Task prompt: Filter the entries below, keeping only lines with the word "xlabel".

--- Data excerpts ---

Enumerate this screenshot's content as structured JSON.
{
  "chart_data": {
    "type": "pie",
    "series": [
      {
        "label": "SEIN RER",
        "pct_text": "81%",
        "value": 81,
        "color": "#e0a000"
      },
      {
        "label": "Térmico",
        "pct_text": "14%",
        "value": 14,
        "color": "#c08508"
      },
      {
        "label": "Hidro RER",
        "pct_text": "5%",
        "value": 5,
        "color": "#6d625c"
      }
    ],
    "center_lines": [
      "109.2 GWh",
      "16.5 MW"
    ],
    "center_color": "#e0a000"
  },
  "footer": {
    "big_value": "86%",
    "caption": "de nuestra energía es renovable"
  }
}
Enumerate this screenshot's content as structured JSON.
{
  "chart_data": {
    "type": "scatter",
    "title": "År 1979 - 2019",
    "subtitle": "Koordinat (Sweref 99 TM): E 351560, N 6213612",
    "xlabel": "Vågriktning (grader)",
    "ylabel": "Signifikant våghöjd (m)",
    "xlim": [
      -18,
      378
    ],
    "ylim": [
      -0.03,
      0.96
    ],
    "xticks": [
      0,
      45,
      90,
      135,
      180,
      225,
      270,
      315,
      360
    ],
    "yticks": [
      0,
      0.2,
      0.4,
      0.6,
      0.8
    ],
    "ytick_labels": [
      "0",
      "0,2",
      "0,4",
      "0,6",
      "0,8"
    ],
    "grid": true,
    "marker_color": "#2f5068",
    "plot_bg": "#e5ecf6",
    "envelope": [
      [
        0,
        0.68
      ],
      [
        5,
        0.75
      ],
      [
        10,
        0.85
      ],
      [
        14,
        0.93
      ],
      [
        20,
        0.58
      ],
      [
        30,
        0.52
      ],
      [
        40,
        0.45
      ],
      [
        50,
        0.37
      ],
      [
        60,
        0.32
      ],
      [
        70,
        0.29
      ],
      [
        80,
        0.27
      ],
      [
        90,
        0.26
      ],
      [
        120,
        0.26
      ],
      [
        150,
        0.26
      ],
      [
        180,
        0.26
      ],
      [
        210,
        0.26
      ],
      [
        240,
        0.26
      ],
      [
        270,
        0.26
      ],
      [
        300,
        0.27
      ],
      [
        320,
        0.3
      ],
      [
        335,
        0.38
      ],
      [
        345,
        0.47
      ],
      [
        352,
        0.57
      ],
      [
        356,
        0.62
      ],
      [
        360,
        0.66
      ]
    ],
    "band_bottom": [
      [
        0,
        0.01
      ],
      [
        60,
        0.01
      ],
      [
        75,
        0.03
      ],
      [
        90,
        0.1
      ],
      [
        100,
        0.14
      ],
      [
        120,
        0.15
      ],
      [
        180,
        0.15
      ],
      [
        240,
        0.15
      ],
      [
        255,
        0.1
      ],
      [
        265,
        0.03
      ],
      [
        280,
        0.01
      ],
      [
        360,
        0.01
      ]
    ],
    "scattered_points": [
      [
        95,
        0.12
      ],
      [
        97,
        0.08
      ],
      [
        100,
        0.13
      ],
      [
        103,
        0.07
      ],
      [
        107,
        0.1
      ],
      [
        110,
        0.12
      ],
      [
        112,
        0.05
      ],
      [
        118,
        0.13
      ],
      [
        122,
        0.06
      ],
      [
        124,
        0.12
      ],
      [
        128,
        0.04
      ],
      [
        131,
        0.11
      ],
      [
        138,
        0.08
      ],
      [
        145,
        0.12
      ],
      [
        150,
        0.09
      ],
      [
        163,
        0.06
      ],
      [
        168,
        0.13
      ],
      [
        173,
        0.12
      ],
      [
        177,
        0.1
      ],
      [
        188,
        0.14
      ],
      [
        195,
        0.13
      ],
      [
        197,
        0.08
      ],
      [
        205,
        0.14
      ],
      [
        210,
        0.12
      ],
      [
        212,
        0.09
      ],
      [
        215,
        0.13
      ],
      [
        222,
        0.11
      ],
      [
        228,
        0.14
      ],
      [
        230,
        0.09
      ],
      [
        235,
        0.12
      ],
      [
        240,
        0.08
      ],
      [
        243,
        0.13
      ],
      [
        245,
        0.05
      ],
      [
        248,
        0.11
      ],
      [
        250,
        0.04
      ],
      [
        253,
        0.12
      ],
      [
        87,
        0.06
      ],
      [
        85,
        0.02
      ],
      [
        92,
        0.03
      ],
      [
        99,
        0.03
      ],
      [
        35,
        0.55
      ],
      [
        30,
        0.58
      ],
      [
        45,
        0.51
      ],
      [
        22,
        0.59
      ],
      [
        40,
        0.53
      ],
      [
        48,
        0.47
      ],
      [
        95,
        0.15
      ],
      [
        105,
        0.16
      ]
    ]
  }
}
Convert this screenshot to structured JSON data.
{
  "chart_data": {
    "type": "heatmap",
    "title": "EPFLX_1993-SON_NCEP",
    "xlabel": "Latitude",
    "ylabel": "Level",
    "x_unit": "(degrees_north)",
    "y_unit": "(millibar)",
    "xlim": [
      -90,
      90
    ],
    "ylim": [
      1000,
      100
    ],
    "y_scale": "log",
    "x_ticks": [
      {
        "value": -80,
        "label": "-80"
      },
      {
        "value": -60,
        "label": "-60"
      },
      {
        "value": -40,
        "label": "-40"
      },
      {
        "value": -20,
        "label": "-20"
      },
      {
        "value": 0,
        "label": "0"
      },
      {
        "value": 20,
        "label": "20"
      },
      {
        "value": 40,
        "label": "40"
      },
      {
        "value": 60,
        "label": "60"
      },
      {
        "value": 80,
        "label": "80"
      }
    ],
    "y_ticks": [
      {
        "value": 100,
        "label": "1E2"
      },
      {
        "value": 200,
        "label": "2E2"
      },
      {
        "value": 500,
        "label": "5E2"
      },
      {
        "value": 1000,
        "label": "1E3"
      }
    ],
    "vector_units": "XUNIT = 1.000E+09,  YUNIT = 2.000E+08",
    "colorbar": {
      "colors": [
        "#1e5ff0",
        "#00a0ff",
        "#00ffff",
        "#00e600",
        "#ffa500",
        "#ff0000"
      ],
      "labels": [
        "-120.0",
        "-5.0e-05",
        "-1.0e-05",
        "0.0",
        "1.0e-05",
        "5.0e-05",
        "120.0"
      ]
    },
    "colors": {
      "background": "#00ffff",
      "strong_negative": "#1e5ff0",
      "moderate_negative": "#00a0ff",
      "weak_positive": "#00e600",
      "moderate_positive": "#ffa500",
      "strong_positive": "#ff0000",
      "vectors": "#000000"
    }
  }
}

---

Answer to the task:
    "xlabel": "Vågriktning (grader)",
    "xlabel": "Latitude",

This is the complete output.